Data supplied:
····················
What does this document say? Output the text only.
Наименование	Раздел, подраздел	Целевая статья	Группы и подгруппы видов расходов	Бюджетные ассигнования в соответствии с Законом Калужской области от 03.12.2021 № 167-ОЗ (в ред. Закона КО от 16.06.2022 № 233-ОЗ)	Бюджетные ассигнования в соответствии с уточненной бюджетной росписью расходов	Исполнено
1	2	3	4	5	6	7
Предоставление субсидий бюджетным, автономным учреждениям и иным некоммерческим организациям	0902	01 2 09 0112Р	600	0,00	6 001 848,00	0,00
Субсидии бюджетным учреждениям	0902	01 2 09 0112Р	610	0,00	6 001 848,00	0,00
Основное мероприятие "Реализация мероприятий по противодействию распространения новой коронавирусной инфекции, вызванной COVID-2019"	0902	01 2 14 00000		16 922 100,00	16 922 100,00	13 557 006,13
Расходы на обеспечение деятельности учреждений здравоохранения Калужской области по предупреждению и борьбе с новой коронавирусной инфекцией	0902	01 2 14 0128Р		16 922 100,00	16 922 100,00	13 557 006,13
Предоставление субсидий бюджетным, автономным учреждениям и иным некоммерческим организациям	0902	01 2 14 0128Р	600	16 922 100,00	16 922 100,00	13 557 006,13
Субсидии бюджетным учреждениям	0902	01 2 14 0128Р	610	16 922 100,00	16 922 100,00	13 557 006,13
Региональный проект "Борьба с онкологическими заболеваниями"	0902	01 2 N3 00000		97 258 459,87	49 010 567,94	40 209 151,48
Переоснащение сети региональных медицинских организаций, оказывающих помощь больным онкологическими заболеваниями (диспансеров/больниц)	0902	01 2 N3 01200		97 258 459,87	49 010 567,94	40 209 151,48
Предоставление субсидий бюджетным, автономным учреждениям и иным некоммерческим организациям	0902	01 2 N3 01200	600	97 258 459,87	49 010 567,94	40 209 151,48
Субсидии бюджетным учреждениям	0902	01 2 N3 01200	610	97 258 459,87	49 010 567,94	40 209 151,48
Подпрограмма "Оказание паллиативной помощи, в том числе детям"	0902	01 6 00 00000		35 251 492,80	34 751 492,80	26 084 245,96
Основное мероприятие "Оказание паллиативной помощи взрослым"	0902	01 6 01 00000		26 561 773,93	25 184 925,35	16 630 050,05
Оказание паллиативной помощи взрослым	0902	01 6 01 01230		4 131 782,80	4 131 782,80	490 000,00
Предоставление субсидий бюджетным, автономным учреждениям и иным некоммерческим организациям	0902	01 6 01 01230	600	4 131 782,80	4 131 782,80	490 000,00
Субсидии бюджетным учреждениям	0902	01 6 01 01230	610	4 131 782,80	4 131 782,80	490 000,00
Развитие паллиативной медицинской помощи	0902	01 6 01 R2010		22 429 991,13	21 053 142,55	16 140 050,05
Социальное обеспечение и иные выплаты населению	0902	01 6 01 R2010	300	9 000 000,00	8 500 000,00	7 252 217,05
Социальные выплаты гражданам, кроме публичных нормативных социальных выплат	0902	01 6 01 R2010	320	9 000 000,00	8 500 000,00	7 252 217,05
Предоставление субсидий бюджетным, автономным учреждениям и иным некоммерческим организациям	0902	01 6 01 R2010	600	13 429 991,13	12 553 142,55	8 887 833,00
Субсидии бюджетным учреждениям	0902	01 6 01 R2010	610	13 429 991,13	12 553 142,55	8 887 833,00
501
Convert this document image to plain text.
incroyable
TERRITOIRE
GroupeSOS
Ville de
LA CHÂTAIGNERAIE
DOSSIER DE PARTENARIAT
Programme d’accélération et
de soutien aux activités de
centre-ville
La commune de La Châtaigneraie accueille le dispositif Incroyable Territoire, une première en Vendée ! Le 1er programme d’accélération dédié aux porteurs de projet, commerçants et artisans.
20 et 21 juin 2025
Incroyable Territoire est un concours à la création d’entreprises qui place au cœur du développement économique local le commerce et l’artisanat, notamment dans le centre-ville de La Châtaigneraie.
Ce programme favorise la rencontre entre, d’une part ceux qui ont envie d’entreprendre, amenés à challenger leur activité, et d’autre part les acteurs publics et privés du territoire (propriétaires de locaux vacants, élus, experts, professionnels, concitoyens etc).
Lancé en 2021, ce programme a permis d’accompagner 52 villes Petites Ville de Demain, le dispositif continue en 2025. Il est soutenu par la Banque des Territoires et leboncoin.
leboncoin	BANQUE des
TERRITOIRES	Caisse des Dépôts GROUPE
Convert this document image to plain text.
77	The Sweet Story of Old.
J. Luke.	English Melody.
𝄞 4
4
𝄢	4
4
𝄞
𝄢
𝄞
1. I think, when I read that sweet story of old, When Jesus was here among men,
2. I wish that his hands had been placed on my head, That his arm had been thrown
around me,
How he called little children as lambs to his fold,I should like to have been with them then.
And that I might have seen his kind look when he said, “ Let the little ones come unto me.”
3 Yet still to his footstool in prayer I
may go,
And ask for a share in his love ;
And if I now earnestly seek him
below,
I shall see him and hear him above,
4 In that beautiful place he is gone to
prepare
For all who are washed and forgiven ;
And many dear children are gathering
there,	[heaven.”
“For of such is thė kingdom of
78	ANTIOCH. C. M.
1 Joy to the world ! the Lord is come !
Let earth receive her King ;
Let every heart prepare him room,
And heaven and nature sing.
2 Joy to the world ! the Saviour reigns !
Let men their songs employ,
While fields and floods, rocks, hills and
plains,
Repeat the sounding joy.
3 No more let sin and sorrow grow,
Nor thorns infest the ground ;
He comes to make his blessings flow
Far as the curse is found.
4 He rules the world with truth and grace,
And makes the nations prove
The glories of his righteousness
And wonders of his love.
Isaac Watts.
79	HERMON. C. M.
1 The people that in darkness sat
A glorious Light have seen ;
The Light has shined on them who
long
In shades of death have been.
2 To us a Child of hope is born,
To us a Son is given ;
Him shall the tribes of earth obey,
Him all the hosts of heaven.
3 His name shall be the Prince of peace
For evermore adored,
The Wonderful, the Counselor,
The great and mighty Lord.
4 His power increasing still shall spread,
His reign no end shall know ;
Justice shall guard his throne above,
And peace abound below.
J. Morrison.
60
····················
The records above should be returned exactly.

What does this document say? Output the text only.
Наименование	Раздел, подраздел	Целевая статья	Группы и подгруппы видов расходов	Бюджетные ассигнования в соответствии с Законом Калужской области от 03.12.2021 № 167-ОЗ (в ред. Закона КО от 16.06.2022 № 233-ОЗ)	Бюджетные ассигнования в соответствии с уточненной бюджетной росписью расходов	Исполнено
1	2	3	4	5	6	7
Предоставление субсидий бюджетным, автономным учреждениям и иным некоммерческим организациям	0902	01 2 09 0112Р	600	0,00	6 001 848,00	0,00
Субсидии бюджетным учреждениям	0902	01 2 09 0112Р	610	0,00	6 001 848,00	0,00
Основное мероприятие "Реализация мероприятий по противодействию распространения новой коронавирусной инфекции, вызванной COVID-2019"	0902	01 2 14 00000		16 922 100,00	16 922 100,00	13 557 006,13
Расходы на обеспечение деятельности учреждений здравоохранения Калужской области по предупреждению и борьбе с новой коронавирусной инфекцией	0902	01 2 14 0128Р		16 922 100,00	16 922 100,00	13 557 006,13
Предоставление субсидий бюджетным, автономным учреждениям и иным некоммерческим организациям	0902	01 2 14 0128Р	600	16 922 100,00	16 922 100,00	13 557 006,13
Субсидии бюджетным учреждениям	0902	01 2 14 0128Р	610	16 922 100,00	16 922 100,00	13 557 006,13
Региональный проект "Борьба с онкологическими заболеваниями"	0902	01 2 N3 00000		97 258 459,87	49 010 567,94	40 209 151,48
Переоснащение сети региональных медицинских организаций, оказывающих помощь больным онкологическими заболеваниями (диспансеров/больниц)	0902	01 2 N3 01200		97 258 459,87	49 010 567,94	40 209 151,48
Предоставление субсидий бюджетным, автономным учреждениям и иным некоммерческим организациям	0902	01 2 N3 01200	600	97 258 459,87	49 010 567,94	40 209 151,48
Субсидии бюджетным учреждениям	0902	01 2 N3 01200	610	97 258 459,87	49 010 567,94	40 209 151,48
Подпрограмма "Оказание паллиативной помощи, в том числе детям"	0902	01 6 00 00000		35 251 492,80	34 751 492,80	26 084 245,96
Основное мероприятие "Оказание паллиативной помощи взрослым"	0902	01 6 01 00000		26 561 773,93	25 184 925,35	16 630 050,05
Оказание паллиативной помощи взрослым	0902	01 6 01 01230		4 131 782,80	4 131 782,80	490 000,00
Предоставление субсидий бюджетным, автономным учреждениям и иным некоммерческим организациям	0902	01 6 01 01230	600	4 131 782,80	4 131 782,80	490 000,00
Субсидии бюджетным учреждениям	0902	01 6 01 01230	610	4 131 782,80	4 131 782,80	490 000,00
Развитие паллиативной медицинской помощи	0902	01 6 01 R2010		22 429 991,13	21 053 142,55	16 140 050,05
Социальное обеспечение и иные выплаты населению	0902	01 6 01 R2010	300	9 000 000,00	8 500 000,00	7 252 217,05
Социальные выплаты гражданам, кроме публичных нормативных социальных выплат	0902	01 6 01 R2010	320	9 000 000,00	8 500 000,00	7 252 217,05
Предоставление субсидий бюджетным, автономным учреждениям и иным некоммерческим организациям	0902	01 6 01 R2010	600	13 429 991,13	12 553 142,55	8 887 833,00
Субсидии бюджетным учреждениям	0902	01 6 01 R2010	610	13 429 991,13	12 553 142,55	8 887 833,00
501
Convert this document image to plain text.
incroyable
TERRITOIRE
GroupeSOS
Ville de
LA CHÂTAIGNERAIE
DOSSIER DE PARTENARIAT
Programme d’accélération et
de soutien aux activités de
centre-ville
La commune de La Châtaigneraie accueille le dispositif Incroyable Territoire, une première en Vendée ! Le 1er programme d’accélération dédié aux porteurs de projet, commerçants et artisans.
20 et 21 juin 2025
Incroyable Territoire est un concours à la création d’entreprises qui place au cœur du développement économique local le commerce et l’artisanat, notamment dans le centre-ville de La Châtaigneraie.
Ce programme favorise la rencontre entre, d’une part ceux qui ont envie d’entreprendre, amenés à challenger leur activité, et d’autre part les acteurs publics et privés du territoire (propriétaires de locaux vacants, élus, experts, professionnels, concitoyens etc).
Lancé en 2021, ce programme a permis d’accompagner 52 villes Petites Ville de Demain, le dispositif continue en 2025. Il est soutenu par la Banque des Territoires et leboncoin.
leboncoin	BANQUE des
TERRITOIRES	Caisse des Dépôts GROUPE
Convert this document image to plain text.
77	The Sweet Story of Old.
J. Luke.	English Melody.
𝄞 4
4
𝄢	4
4
𝄞
𝄢
𝄞
1. I think, when I read that sweet story of old, When Jesus was here among men,
2. I wish that his hands had been placed on my head, That his arm had been thrown
around me,
How he called little children as lambs to his fold,I should like to have been with them then.
And that I might have seen his kind look when he said, “ Let the little ones come unto me.”
3 Yet still to his footstool in prayer I
may go,
And ask for a share in his love ;
And if I now earnestly seek him
below,
I shall see him and hear him above,
4 In that beautiful place he is gone to
prepare
For all who are washed and forgiven ;
And many dear children are gathering
there,	[heaven.”
“For of such is thė kingdom of
78	ANTIOCH. C. M.
1 Joy to the world ! the Lord is come !
Let earth receive her King ;
Let every heart prepare him room,
And heaven and nature sing.
2 Joy to the world ! the Saviour reigns !
Let men their songs employ,
While fields and floods, rocks, hills and
plains,
Repeat the sounding joy.
3 No more let sin and sorrow grow,
Nor thorns infest the ground ;
He comes to make his blessings flow
Far as the curse is found.
4 He rules the world with truth and grace,
And makes the nations prove
The glories of his righteousness
And wonders of his love.
Isaac Watts.
79	HERMON. C. M.
1 The people that in darkness sat
A glorious Light have seen ;
The Light has shined on them who
long
In shades of death have been.
2 To us a Child of hope is born,
To us a Son is given ;
Him shall the tribes of earth obey,
Him all the hosts of heaven.
3 His name shall be the Prince of peace
For evermore adored,
The Wonderful, the Counselor,
The great and mighty Lord.
4 His power increasing still shall spread,
His reign no end shall know ;
Justice shall guard his throne above,
And peace abound below.
J. Morrison.
60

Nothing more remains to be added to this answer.